*DATA TO USE*
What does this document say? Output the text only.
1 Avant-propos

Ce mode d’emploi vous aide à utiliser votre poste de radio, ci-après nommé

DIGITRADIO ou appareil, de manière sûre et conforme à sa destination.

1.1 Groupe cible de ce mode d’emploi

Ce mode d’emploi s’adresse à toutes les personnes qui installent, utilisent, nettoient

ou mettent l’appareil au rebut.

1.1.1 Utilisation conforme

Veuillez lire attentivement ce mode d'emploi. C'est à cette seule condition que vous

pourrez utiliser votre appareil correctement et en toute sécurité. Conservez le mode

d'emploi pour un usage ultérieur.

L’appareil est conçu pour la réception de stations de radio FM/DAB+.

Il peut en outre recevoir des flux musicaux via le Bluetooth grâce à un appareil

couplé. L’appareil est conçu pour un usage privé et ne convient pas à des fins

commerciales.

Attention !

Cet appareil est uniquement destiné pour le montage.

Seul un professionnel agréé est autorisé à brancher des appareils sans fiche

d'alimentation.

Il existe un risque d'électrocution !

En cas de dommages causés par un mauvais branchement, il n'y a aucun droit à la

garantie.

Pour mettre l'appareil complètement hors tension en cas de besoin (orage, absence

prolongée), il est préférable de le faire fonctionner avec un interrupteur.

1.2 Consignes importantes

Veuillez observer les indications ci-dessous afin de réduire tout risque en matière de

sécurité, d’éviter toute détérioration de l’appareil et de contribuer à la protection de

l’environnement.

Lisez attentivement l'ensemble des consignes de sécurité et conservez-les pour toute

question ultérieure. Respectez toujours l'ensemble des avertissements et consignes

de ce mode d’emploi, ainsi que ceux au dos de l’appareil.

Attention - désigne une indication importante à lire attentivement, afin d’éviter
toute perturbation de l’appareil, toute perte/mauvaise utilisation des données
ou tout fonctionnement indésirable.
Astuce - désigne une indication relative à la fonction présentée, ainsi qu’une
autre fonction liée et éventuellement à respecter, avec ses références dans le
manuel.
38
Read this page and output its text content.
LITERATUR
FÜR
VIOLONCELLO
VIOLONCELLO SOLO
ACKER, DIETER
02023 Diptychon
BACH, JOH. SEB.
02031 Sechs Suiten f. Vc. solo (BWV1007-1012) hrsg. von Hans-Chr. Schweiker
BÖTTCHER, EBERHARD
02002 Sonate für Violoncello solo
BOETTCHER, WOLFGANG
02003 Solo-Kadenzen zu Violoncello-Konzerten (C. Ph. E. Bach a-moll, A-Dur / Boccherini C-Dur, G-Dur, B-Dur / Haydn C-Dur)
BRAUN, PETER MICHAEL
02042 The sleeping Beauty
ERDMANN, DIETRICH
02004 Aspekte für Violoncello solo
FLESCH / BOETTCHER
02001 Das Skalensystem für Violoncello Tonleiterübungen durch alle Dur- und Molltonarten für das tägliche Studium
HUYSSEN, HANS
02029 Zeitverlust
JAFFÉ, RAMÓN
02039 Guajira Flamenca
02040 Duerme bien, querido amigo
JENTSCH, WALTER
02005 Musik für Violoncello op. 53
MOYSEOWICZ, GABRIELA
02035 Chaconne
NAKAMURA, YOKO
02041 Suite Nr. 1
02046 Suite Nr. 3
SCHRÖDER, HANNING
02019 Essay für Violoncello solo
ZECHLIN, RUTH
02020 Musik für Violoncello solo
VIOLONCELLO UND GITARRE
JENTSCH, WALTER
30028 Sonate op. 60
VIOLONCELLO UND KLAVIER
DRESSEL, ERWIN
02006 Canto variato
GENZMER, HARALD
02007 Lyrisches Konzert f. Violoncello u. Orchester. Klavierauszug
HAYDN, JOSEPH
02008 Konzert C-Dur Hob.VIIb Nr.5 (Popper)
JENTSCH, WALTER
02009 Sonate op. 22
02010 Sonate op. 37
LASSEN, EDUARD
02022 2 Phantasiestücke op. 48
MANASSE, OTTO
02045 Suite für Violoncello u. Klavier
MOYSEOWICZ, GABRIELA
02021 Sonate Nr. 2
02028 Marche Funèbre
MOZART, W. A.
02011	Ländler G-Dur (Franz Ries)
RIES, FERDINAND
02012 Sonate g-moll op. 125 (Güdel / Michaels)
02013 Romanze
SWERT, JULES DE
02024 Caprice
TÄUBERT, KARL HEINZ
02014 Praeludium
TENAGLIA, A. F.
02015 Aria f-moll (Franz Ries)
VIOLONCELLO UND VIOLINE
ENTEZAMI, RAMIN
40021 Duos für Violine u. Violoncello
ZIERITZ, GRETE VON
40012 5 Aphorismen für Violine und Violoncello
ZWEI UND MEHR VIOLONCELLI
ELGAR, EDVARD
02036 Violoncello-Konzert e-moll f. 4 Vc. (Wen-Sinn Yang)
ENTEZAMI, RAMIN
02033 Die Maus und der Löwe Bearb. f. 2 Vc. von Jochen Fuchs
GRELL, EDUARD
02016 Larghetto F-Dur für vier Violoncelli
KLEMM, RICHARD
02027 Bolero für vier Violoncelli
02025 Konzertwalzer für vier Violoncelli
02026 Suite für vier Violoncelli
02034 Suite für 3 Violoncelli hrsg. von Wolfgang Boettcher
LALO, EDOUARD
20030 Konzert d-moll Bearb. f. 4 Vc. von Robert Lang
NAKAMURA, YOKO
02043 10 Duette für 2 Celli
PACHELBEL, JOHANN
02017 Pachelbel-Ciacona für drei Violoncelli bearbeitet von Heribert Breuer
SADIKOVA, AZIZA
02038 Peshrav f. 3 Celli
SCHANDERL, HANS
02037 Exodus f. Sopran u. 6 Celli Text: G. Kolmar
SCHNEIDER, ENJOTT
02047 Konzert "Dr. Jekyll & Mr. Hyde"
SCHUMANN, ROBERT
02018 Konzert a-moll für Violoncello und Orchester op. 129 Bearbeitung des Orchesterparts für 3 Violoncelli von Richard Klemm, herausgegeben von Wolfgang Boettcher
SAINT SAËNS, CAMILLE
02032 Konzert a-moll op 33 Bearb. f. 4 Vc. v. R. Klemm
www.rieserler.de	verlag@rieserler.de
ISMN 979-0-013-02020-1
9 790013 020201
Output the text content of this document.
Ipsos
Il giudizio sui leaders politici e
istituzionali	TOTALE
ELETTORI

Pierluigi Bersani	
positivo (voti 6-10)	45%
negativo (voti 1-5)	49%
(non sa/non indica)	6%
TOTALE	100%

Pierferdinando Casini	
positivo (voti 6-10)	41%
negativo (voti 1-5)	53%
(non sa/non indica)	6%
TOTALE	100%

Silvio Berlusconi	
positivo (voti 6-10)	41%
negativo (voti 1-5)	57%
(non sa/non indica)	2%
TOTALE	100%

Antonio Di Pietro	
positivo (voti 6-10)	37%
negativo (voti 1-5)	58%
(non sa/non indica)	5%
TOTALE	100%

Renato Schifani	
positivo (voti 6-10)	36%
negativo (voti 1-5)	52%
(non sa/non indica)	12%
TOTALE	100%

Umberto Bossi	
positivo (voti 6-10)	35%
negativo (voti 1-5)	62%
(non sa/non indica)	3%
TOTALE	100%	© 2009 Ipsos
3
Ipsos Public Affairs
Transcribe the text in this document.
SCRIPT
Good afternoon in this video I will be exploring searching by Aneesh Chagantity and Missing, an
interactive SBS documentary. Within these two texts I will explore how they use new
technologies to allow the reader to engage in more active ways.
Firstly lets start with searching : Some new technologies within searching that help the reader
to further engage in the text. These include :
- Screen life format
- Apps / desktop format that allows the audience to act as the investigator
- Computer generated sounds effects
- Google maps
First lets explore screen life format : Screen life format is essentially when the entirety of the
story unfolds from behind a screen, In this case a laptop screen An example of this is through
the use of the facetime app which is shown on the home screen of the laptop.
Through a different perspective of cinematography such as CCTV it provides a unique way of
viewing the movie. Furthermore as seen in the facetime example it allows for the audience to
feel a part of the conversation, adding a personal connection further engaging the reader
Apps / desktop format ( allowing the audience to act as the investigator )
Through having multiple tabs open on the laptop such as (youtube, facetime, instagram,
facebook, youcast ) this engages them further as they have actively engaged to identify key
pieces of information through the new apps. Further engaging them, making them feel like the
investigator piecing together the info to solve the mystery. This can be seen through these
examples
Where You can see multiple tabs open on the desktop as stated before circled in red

*AIM*
Go through the records. Copy each line where "conçu" appears.

*COMPLETE ANSWER*
L’appareil est conçu pour la réception de stations de radio FM/DAB+.
couplé. L’appareil est conçu pour un usage privé et ne convient pas à des fins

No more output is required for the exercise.